**WORK ORDER**
Return only those lines of the records below in which "tract" appears.
START TASK INPUT
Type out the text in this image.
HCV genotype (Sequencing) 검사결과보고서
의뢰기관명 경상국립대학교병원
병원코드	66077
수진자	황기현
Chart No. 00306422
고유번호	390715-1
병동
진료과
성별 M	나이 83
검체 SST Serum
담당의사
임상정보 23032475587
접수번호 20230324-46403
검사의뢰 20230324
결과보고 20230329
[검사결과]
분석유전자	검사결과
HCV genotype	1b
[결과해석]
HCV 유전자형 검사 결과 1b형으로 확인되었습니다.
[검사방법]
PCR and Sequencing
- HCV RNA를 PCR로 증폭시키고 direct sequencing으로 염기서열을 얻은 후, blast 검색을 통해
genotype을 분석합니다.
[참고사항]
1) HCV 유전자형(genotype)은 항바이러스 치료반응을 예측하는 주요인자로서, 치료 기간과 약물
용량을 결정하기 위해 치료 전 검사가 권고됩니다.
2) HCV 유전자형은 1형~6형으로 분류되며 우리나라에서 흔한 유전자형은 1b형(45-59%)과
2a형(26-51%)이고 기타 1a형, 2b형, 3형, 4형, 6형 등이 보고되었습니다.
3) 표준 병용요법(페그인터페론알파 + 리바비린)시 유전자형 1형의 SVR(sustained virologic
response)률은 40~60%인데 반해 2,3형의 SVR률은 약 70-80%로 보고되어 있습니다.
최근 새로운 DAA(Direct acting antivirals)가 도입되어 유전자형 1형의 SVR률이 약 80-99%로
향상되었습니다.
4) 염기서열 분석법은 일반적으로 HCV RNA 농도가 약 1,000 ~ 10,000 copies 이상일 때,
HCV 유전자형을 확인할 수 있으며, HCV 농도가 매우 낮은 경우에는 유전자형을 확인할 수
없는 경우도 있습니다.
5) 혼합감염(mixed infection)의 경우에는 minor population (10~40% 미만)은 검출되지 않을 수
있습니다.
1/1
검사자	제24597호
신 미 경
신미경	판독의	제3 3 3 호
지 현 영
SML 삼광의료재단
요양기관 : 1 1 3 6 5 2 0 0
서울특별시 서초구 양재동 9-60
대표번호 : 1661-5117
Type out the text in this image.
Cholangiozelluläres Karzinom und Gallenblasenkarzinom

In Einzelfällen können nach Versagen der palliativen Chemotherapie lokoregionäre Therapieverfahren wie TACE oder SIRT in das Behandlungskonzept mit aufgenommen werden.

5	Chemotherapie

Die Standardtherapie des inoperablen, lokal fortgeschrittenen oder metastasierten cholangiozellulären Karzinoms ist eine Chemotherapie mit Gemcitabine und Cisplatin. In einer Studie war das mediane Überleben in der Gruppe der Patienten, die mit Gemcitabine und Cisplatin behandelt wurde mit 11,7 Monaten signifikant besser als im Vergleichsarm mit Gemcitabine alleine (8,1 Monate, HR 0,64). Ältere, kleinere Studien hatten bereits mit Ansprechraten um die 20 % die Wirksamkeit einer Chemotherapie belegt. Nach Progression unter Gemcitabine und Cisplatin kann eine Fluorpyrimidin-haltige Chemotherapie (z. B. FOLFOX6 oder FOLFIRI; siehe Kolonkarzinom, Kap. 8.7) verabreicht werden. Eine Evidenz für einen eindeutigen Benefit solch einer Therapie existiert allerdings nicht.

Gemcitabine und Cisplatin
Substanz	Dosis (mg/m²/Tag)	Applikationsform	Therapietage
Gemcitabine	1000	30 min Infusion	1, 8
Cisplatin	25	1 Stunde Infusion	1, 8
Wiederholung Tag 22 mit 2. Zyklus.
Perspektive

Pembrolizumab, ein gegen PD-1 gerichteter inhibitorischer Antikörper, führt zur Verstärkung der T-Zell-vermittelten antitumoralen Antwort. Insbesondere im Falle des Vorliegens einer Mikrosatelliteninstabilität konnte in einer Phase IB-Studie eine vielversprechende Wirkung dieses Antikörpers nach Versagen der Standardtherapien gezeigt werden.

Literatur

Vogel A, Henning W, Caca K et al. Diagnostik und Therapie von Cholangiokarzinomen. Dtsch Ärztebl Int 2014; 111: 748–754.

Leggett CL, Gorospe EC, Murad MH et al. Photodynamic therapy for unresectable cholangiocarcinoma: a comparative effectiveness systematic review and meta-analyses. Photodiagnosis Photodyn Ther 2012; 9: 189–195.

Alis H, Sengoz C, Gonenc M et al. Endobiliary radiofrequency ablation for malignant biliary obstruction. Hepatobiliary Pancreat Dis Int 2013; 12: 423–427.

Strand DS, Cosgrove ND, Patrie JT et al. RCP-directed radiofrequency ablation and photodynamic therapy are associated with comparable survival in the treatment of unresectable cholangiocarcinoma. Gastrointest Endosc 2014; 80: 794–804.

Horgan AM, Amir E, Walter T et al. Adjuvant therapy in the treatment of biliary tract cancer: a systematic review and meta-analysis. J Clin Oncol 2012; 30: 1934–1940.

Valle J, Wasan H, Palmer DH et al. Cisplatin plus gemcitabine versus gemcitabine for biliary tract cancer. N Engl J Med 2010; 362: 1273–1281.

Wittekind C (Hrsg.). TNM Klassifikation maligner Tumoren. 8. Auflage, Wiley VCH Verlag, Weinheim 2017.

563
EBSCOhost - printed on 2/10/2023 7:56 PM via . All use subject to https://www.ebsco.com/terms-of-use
END TASK INPUT
**EXERCISE RESPONSE**
Horgan AM, Amir E, Walter T et al. Adjuvant therapy in the treatment of biliary tract cancer: a systematic review and meta-analysis. J Clin Oncol 2012; 30: 1934–1940.
Valle J, Wasan H, Palmer DH et al. Cisplatin plus gemcitabine versus gemcitabine for biliary tract cancer. N Engl J Med 2010; 362: 1273–1281.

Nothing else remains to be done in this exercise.